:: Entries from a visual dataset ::
= = = =
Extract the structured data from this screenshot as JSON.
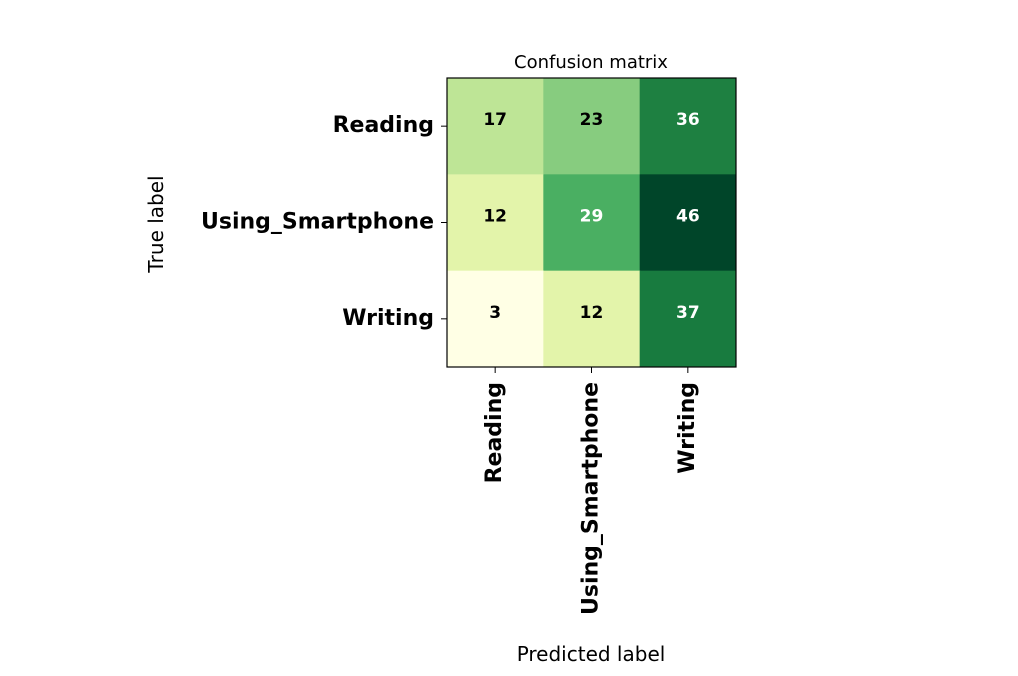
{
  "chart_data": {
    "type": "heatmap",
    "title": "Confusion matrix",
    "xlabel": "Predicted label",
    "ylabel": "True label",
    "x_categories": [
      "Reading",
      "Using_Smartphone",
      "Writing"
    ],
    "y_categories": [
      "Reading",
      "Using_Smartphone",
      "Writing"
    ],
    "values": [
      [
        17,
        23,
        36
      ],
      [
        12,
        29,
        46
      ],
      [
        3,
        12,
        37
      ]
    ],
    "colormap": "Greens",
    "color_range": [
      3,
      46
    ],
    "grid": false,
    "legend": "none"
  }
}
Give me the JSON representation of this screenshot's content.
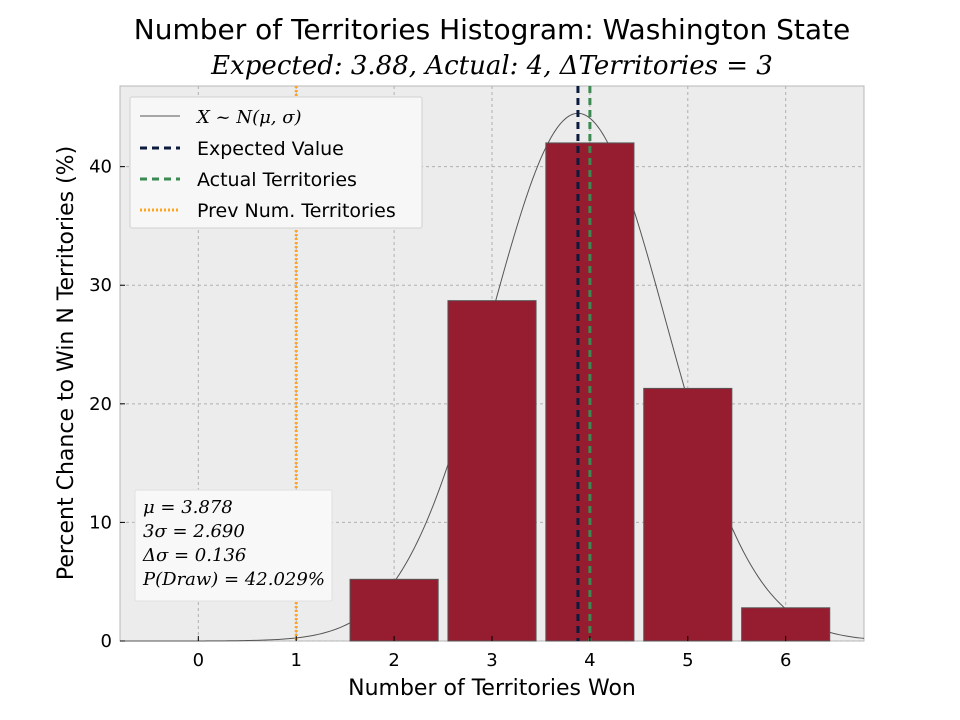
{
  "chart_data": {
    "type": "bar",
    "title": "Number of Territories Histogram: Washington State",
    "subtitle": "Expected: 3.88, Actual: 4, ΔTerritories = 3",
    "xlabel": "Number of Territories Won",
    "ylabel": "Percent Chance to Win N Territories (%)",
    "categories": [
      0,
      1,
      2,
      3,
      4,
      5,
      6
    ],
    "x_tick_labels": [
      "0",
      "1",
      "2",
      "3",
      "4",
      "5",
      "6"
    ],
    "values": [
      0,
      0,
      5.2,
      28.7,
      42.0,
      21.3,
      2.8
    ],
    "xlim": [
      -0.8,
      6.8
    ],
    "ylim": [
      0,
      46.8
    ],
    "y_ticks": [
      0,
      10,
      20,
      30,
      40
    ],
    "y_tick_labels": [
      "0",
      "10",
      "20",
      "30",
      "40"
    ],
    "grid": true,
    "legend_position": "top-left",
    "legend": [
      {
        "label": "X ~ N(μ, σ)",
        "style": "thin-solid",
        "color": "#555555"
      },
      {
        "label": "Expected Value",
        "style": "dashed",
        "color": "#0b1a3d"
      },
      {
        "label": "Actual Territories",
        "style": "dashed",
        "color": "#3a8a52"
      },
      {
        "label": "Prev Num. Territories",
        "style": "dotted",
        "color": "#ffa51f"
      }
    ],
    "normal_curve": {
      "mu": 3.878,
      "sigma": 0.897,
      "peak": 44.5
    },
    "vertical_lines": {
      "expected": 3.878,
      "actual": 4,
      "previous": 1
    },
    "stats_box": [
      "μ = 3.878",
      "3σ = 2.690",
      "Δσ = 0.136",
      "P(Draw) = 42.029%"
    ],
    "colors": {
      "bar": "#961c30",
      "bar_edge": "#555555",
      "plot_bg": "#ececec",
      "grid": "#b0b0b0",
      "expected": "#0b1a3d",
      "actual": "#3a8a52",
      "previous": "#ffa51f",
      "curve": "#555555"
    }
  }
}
= = = =
:: Instructions for the task ::
The data above should be repeated exactly, minus any pictures.

:: Result of this exercise ::
Extract the structured data from this screenshot as JSON.
{
  "chart_data": {
    "type": "heatmap",
    "title": "Confusion matrix",
    "xlabel": "Predicted label",
    "ylabel": "True label",
    "x_categories": [
      "Reading",
      "Using_Smartphone",
      "Writing"
    ],
    "y_categories": [
      "Reading",
      "Using_Smartphone",
      "Writing"
    ],
    "values": [
      [
        17,
        23,
        36
      ],
      [
        12,
        29,
        46
      ],
      [
        3,
        12,
        37
      ]
    ],
    "colormap": "Greens",
    "color_range": [
      3,
      46
    ],
    "grid": false,
    "legend": "none"
  }
}
Give me the JSON representation of this screenshot's content.
{
  "chart_data": {
    "type": "bar",
    "title": "Number of Territories Histogram: Washington State",
    "subtitle": "Expected: 3.88, Actual: 4, ΔTerritories = 3",
    "xlabel": "Number of Territories Won",
    "ylabel": "Percent Chance to Win N Territories (%)",
    "categories": [
      0,
      1,
      2,
      3,
      4,
      5,
      6
    ],
    "x_tick_labels": [
      "0",
      "1",
      "2",
      "3",
      "4",
      "5",
      "6"
    ],
    "values": [
      0,
      0,
      5.2,
      28.7,
      42.0,
      21.3,
      2.8
    ],
    "xlim": [
      -0.8,
      6.8
    ],
    "ylim": [
      0,
      46.8
    ],
    "y_ticks": [
      0,
      10,
      20,
      30,
      40
    ],
    "y_tick_labels": [
      "0",
      "10",
      "20",
      "30",
      "40"
    ],
    "grid": true,
    "legend_position": "top-left",
    "legend": [
      {
        "label": "X ~ N(μ, σ)",
        "style": "thin-solid",
        "color": "#555555"
      },
      {
        "label": "Expected Value",
        "style": "dashed",
        "color": "#0b1a3d"
      },
      {
        "label": "Actual Territories",
        "style": "dashed",
        "color": "#3a8a52"
      },
      {
        "label": "Prev Num. Territories",
        "style": "dotted",
        "color": "#ffa51f"
      }
    ],
    "normal_curve": {
      "mu": 3.878,
      "sigma": 0.897,
      "peak": 44.5
    },
    "vertical_lines": {
      "expected": 3.878,
      "actual": 4,
      "previous": 1
    },
    "stats_box": [
      "μ = 3.878",
      "3σ = 2.690",
      "Δσ = 0.136",
      "P(Draw) = 42.029%"
    ],
    "colors": {
      "bar": "#961c30",
      "bar_edge": "#555555",
      "plot_bg": "#ececec",
      "grid": "#b0b0b0",
      "expected": "#0b1a3d",
      "actual": "#3a8a52",
      "previous": "#ffa51f",
      "curve": "#555555"
    }
  }
}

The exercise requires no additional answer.